▶ **Request**
Output all records precisely as written.

BEGIN Material

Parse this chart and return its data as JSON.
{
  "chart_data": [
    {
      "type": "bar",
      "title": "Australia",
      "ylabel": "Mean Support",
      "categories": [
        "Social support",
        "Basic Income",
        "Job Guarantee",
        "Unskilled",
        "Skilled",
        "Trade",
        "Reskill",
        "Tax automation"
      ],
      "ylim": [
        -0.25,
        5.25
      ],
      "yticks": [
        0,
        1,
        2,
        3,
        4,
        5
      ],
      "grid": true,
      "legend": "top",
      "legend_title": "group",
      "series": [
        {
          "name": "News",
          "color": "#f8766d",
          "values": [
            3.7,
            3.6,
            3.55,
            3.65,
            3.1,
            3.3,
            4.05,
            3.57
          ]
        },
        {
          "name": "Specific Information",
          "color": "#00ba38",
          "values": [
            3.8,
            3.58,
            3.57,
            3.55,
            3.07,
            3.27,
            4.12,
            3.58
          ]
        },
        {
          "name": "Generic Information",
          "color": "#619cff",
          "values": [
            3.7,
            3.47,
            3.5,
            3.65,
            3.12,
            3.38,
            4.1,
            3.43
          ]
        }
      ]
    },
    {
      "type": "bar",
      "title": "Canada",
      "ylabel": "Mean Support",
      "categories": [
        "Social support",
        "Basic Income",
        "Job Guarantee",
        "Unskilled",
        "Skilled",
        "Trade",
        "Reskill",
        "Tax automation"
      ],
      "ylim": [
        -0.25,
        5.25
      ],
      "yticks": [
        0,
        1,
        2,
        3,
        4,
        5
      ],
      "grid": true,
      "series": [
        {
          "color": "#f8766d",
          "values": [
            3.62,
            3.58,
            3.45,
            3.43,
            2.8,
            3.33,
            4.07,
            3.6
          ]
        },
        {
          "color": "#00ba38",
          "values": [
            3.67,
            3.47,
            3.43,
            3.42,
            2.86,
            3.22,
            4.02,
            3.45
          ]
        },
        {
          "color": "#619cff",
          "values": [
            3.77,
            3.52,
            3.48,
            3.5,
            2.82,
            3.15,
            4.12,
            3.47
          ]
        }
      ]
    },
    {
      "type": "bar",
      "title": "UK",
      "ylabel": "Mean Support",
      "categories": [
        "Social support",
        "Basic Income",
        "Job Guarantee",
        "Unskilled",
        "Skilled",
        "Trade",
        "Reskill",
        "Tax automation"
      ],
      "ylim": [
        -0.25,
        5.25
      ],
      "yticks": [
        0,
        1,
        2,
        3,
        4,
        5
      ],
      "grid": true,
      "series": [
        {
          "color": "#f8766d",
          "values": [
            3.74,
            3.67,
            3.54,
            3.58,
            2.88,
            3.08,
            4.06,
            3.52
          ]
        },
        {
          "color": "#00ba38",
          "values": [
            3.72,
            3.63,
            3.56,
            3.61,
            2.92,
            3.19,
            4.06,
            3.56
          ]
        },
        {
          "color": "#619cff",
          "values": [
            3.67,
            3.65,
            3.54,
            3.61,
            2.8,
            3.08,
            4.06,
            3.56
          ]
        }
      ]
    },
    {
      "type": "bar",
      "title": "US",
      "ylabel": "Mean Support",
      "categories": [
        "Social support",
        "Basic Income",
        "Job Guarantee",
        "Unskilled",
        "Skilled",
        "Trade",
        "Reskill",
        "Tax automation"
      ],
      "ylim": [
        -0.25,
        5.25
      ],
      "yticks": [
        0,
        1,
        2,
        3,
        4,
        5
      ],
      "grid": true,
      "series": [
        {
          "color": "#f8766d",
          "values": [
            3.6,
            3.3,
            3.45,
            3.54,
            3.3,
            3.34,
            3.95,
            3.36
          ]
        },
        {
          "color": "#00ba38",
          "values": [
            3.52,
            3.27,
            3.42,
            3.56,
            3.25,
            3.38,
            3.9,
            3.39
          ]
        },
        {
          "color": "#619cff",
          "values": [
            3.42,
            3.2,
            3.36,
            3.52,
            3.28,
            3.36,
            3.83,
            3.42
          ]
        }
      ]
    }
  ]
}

END Material

▶ **Full solution**
Parse this chart and return its data as JSON.
{
  "chart_data": [
    {
      "type": "bar",
      "title": "Australia",
      "ylabel": "Mean Support",
      "categories": [
        "Social support",
        "Basic Income",
        "Job Guarantee",
        "Unskilled",
        "Skilled",
        "Trade",
        "Reskill",
        "Tax automation"
      ],
      "ylim": [
        -0.25,
        5.25
      ],
      "yticks": [
        0,
        1,
        2,
        3,
        4,
        5
      ],
      "grid": true,
      "legend": "top",
      "legend_title": "group",
      "series": [
        {
          "name": "News",
          "color": "#f8766d",
          "values": [
            3.7,
            3.6,
            3.55,
            3.65,
            3.1,
            3.3,
            4.05,
            3.57
          ]
        },
        {
          "name": "Specific Information",
          "color": "#00ba38",
          "values": [
            3.8,
            3.58,
            3.57,
            3.55,
            3.07,
            3.27,
            4.12,
            3.58
          ]
        },
        {
          "name": "Generic Information",
          "color": "#619cff",
          "values": [
            3.7,
            3.47,
            3.5,
            3.65,
            3.12,
            3.38,
            4.1,
            3.43
          ]
        }
      ]
    },
    {
      "type": "bar",
      "title": "Canada",
      "ylabel": "Mean Support",
      "categories": [
        "Social support",
        "Basic Income",
        "Job Guarantee",
        "Unskilled",
        "Skilled",
        "Trade",
        "Reskill",
        "Tax automation"
      ],
      "ylim": [
        -0.25,
        5.25
      ],
      "yticks": [
        0,
        1,
        2,
        3,
        4,
        5
      ],
      "grid": true,
      "series": [
        {
          "color": "#f8766d",
          "values": [
            3.62,
            3.58,
            3.45,
            3.43,
            2.8,
            3.33,
            4.07,
            3.6
          ]
        },
        {
          "color": "#00ba38",
          "values": [
            3.67,
            3.47,
            3.43,
            3.42,
            2.86,
            3.22,
            4.02,
            3.45
          ]
        },
        {
          "color": "#619cff",
          "values": [
            3.77,
            3.52,
            3.48,
            3.5,
            2.82,
            3.15,
            4.12,
            3.47
          ]
        }
      ]
    },
    {
      "type": "bar",
      "title": "UK",
      "ylabel": "Mean Support",
      "categories": [
        "Social support",
        "Basic Income",
        "Job Guarantee",
        "Unskilled",
        "Skilled",
        "Trade",
        "Reskill",
        "Tax automation"
      ],
      "ylim": [
        -0.25,
        5.25
      ],
      "yticks": [
        0,
        1,
        2,
        3,
        4,
        5
      ],
      "grid": true,
      "series": [
        {
          "color": "#f8766d",
          "values": [
            3.74,
            3.67,
            3.54,
            3.58,
            2.88,
            3.08,
            4.06,
            3.52
          ]
        },
        {
          "color": "#00ba38",
          "values": [
            3.72,
            3.63,
            3.56,
            3.61,
            2.92,
            3.19,
            4.06,
            3.56
          ]
        },
        {
          "color": "#619cff",
          "values": [
            3.67,
            3.65,
            3.54,
            3.61,
            2.8,
            3.08,
            4.06,
            3.56
          ]
        }
      ]
    },
    {
      "type": "bar",
      "title": "US",
      "ylabel": "Mean Support",
      "categories": [
        "Social support",
        "Basic Income",
        "Job Guarantee",
        "Unskilled",
        "Skilled",
        "Trade",
        "Reskill",
        "Tax automation"
      ],
      "ylim": [
        -0.25,
        5.25
      ],
      "yticks": [
        0,
        1,
        2,
        3,
        4,
        5
      ],
      "grid": true,
      "series": [
        {
          "color": "#f8766d",
          "values": [
            3.6,
            3.3,
            3.45,
            3.54,
            3.3,
            3.34,
            3.95,
            3.36
          ]
        },
        {
          "color": "#00ba38",
          "values": [
            3.52,
            3.27,
            3.42,
            3.56,
            3.25,
            3.38,
            3.9,
            3.39
          ]
        },
        {
          "color": "#619cff",
          "values": [
            3.42,
            3.2,
            3.36,
            3.52,
            3.28,
            3.36,
            3.83,
            3.42
          ]
        }
      ]
    }
  ]
}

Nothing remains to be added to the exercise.